Records that describe figures
────
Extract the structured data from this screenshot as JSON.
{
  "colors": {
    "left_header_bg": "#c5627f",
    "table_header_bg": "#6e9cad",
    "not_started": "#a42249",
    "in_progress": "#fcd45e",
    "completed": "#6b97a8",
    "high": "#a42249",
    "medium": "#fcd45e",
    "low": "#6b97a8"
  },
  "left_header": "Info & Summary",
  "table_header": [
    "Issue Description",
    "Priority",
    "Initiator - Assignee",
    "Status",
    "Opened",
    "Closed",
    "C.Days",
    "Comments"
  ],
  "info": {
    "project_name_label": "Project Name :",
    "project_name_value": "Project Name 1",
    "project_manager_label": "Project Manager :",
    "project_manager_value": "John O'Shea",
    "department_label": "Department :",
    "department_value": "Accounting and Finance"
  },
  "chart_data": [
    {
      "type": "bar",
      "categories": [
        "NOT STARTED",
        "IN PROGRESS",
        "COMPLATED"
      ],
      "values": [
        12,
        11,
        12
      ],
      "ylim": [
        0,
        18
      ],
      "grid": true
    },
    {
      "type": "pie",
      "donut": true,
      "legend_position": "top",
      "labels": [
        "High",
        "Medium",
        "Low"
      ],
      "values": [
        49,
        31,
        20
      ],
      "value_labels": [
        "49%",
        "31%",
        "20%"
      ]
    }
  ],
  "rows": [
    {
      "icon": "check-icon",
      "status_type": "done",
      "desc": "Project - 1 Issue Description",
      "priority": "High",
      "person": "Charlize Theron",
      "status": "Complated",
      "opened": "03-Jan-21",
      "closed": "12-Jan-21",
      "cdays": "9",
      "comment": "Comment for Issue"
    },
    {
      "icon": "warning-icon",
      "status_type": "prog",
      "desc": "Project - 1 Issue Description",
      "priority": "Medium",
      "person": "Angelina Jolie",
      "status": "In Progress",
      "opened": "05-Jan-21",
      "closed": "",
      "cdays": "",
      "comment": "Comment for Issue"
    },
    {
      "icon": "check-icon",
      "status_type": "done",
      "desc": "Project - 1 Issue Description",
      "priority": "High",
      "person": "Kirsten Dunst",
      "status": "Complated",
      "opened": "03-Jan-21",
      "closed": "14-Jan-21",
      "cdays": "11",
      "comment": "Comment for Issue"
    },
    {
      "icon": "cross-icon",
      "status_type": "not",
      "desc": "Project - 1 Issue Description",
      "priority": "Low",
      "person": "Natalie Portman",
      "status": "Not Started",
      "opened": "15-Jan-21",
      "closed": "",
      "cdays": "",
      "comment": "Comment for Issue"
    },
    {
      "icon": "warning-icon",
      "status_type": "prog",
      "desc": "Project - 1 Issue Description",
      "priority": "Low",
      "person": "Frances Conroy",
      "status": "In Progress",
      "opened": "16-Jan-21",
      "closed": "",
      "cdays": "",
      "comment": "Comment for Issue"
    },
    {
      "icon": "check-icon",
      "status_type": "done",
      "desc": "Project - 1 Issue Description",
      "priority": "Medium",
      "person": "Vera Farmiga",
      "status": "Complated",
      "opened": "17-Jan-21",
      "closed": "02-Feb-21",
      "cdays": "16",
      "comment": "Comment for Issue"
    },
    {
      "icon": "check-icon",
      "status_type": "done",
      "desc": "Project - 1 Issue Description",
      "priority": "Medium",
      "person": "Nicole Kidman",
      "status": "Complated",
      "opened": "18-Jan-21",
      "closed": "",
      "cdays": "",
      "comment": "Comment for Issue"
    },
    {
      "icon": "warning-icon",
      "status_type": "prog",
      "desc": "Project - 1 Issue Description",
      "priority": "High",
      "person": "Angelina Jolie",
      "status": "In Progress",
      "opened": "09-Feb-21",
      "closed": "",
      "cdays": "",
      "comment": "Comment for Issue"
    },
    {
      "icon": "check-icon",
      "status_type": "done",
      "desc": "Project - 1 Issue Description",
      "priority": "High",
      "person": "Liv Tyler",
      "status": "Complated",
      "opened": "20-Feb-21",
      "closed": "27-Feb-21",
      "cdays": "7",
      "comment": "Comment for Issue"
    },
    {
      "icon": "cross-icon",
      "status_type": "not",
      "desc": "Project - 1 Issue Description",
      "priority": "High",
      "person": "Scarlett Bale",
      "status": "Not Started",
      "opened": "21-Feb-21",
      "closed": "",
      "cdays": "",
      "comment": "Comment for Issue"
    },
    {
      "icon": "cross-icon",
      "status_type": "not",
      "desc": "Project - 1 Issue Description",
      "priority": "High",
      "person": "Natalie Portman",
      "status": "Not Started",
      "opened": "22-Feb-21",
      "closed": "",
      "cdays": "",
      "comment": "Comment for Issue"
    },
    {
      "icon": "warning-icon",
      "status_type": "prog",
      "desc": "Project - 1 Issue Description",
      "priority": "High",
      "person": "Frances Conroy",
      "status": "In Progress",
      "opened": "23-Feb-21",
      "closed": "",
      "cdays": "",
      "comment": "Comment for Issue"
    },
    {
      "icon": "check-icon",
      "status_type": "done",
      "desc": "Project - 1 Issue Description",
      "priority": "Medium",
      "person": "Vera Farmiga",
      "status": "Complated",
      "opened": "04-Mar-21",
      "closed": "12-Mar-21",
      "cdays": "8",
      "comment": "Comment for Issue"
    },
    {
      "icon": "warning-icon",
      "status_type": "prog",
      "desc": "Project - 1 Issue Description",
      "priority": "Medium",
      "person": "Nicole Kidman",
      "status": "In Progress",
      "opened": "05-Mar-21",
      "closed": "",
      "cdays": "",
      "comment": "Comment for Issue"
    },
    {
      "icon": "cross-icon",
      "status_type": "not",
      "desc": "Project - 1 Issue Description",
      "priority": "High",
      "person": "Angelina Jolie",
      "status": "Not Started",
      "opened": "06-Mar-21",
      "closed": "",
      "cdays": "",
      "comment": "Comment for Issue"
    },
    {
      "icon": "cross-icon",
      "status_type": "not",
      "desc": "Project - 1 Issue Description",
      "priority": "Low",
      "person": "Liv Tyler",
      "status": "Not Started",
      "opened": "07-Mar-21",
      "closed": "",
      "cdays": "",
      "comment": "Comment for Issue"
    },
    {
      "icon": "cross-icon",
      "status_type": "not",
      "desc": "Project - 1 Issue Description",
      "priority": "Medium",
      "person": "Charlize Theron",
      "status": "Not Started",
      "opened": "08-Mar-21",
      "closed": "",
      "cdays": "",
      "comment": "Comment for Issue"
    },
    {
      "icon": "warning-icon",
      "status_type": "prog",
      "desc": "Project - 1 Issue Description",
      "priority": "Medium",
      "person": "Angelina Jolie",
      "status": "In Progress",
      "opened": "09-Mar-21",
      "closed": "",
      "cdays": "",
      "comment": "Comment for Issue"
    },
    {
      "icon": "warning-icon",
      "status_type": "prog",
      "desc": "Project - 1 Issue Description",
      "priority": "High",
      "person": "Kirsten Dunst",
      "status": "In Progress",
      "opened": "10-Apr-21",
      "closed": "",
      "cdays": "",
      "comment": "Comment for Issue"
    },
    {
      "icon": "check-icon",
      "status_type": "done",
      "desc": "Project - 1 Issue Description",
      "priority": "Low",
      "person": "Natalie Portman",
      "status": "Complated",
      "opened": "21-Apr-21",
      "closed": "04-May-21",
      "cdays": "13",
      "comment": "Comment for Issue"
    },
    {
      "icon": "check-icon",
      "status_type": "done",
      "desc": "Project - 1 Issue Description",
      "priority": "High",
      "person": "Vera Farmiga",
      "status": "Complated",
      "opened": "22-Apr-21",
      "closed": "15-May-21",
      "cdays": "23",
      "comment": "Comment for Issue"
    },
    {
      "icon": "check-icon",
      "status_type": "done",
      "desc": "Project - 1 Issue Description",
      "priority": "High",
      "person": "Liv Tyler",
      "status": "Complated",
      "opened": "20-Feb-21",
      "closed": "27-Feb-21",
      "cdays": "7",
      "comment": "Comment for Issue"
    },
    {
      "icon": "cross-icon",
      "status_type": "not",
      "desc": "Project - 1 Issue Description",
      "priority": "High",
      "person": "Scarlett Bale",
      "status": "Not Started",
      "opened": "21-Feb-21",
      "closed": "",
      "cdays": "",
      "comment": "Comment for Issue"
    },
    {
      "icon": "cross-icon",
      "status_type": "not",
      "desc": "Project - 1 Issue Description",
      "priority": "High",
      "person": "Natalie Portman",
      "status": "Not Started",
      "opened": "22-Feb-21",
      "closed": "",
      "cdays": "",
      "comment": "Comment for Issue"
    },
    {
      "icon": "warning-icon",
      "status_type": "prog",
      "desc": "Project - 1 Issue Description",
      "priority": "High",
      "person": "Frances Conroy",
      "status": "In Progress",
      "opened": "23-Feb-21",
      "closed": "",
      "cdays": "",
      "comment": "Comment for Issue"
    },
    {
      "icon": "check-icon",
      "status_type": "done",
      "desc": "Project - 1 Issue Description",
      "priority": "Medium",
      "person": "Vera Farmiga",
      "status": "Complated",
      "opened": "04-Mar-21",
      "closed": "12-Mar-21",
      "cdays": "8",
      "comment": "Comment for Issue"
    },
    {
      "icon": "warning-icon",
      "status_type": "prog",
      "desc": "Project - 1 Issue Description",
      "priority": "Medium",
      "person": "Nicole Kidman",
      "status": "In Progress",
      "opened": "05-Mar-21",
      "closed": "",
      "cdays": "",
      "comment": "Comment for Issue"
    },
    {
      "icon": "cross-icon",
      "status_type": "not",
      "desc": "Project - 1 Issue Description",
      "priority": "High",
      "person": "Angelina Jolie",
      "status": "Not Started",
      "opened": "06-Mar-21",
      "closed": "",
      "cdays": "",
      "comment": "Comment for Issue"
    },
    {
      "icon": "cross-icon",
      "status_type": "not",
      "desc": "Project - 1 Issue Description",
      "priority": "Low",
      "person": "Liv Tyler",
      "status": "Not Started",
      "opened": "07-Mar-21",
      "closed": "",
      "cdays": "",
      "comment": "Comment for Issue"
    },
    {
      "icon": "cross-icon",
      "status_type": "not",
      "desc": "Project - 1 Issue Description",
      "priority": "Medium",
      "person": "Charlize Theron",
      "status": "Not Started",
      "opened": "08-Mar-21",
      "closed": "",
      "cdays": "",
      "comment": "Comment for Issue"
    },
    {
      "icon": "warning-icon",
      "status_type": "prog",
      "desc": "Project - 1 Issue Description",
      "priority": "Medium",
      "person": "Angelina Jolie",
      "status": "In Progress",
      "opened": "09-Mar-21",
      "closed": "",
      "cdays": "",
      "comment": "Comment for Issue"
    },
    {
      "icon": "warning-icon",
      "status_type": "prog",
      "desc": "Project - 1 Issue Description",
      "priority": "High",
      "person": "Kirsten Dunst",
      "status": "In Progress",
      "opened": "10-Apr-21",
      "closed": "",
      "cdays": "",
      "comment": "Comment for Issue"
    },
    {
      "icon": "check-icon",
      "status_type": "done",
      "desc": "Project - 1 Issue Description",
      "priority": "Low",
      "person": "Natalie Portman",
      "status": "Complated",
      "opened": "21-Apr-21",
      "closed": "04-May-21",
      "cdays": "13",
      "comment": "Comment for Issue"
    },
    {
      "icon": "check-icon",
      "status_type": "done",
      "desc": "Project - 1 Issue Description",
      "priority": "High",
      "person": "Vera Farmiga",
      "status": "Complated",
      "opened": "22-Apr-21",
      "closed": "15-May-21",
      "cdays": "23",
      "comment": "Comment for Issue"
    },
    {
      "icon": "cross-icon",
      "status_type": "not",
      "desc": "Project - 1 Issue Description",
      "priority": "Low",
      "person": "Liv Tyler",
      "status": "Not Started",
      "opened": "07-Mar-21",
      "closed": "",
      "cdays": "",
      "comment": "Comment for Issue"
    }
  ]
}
────
**The task:** Gather all lines from the listing above in which "Name" occurs.

**Exercise result:**
    "project_name_label": "Project Name :",
    "project_name_value": "Project Name 1",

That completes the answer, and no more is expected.